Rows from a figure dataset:
● ● ● ● ●

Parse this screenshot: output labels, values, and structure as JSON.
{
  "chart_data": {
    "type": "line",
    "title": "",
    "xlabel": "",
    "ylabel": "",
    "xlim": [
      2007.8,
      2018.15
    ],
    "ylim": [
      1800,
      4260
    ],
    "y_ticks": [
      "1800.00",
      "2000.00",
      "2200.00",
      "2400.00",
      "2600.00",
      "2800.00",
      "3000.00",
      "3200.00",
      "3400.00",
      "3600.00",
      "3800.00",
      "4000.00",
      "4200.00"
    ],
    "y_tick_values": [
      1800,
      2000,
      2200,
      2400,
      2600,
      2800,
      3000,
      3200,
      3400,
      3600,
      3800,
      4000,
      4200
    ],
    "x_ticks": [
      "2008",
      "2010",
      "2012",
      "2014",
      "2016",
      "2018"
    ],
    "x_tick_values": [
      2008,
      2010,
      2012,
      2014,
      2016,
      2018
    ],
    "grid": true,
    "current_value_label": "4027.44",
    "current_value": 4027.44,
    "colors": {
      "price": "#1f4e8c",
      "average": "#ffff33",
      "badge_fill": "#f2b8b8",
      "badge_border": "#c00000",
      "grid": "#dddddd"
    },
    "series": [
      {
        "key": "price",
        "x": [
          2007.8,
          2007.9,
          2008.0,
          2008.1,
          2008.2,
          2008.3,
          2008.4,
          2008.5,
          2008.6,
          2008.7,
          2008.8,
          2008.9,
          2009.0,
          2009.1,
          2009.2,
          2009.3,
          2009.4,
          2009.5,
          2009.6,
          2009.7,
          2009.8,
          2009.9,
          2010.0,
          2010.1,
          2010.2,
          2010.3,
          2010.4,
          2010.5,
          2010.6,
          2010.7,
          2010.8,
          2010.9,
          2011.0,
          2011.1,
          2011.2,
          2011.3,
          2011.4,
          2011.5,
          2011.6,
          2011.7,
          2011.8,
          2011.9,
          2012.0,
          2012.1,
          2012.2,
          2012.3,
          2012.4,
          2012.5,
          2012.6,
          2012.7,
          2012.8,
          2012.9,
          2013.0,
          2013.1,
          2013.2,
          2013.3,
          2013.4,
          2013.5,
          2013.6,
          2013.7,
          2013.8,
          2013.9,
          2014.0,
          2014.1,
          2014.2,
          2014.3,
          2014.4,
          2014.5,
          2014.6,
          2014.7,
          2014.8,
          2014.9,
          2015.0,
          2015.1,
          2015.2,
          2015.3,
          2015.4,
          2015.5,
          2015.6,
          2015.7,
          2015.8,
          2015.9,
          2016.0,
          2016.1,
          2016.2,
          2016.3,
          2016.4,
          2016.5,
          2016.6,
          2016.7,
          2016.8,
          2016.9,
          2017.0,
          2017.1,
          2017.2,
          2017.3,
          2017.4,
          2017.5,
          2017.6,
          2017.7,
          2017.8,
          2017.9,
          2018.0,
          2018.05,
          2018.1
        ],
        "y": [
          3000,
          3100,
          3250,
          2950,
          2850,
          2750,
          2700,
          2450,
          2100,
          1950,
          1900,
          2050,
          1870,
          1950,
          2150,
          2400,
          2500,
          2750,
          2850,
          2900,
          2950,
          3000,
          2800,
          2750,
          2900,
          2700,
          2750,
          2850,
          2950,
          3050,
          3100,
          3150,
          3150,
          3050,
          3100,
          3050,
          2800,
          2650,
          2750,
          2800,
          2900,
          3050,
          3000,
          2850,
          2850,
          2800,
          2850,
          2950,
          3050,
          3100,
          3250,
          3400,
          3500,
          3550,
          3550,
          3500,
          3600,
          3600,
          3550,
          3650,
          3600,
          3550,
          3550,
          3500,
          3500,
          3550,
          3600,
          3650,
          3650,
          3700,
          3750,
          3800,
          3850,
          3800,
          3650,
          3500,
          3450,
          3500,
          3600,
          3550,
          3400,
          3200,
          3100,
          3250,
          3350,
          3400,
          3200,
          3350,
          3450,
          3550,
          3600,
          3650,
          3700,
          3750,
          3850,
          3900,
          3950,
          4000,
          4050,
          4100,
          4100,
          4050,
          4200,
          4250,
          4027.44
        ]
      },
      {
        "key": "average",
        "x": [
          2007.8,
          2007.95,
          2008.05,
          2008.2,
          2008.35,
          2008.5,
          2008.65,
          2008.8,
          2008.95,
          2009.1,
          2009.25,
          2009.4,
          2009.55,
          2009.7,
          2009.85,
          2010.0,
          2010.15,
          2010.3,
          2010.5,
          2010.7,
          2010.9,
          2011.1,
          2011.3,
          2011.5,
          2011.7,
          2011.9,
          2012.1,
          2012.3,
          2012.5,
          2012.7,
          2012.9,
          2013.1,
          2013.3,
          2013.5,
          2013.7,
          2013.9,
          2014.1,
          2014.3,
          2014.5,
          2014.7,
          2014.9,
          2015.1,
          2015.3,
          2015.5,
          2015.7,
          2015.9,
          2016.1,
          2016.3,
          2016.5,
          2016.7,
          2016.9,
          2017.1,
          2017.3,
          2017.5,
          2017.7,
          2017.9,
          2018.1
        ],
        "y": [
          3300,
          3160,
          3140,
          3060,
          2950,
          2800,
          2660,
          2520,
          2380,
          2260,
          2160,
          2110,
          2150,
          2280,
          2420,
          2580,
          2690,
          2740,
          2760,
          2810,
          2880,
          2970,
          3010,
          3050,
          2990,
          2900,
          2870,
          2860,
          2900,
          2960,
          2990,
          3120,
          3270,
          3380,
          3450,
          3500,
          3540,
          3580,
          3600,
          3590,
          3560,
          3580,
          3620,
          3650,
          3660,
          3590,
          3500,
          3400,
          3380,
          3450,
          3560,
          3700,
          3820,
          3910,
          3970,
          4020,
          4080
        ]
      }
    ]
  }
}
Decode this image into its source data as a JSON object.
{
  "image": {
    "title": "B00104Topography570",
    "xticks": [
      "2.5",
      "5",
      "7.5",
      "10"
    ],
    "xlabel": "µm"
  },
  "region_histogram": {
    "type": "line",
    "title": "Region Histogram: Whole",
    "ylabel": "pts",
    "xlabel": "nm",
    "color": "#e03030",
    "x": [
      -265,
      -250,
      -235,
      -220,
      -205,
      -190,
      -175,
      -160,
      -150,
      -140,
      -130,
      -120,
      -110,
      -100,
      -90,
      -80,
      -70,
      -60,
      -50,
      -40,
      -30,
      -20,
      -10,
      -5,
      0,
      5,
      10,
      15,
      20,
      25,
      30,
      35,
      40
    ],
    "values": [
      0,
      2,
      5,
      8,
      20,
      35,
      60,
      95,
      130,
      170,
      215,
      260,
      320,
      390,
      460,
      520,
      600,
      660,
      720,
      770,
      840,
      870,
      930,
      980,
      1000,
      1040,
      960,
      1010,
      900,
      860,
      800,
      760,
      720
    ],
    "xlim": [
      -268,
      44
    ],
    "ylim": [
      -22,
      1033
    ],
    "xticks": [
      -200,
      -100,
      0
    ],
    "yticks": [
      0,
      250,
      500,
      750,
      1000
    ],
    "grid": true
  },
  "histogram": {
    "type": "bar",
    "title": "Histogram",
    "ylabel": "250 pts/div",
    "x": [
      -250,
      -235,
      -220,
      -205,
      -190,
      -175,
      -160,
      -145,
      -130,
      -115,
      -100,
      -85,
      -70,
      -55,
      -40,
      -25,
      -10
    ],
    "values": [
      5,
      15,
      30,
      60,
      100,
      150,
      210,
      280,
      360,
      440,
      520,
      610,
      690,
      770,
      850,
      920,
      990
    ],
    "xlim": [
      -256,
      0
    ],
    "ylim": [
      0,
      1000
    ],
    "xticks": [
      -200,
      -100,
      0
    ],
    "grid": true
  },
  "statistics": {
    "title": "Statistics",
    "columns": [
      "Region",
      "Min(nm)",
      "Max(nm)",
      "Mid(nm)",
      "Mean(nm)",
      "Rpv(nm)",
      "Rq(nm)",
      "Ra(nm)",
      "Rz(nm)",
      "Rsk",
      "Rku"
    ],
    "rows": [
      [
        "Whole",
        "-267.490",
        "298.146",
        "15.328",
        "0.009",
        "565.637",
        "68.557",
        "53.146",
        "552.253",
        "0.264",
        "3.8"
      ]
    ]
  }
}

● ● ● ● ●

▸ **Exercise aim**: Collect each line holding the string "JSON".

▸ **Result of the exercise**:
Parse this screenshot: output labels, values, and structure as JSON.
Decode this image into its source data as a JSON object.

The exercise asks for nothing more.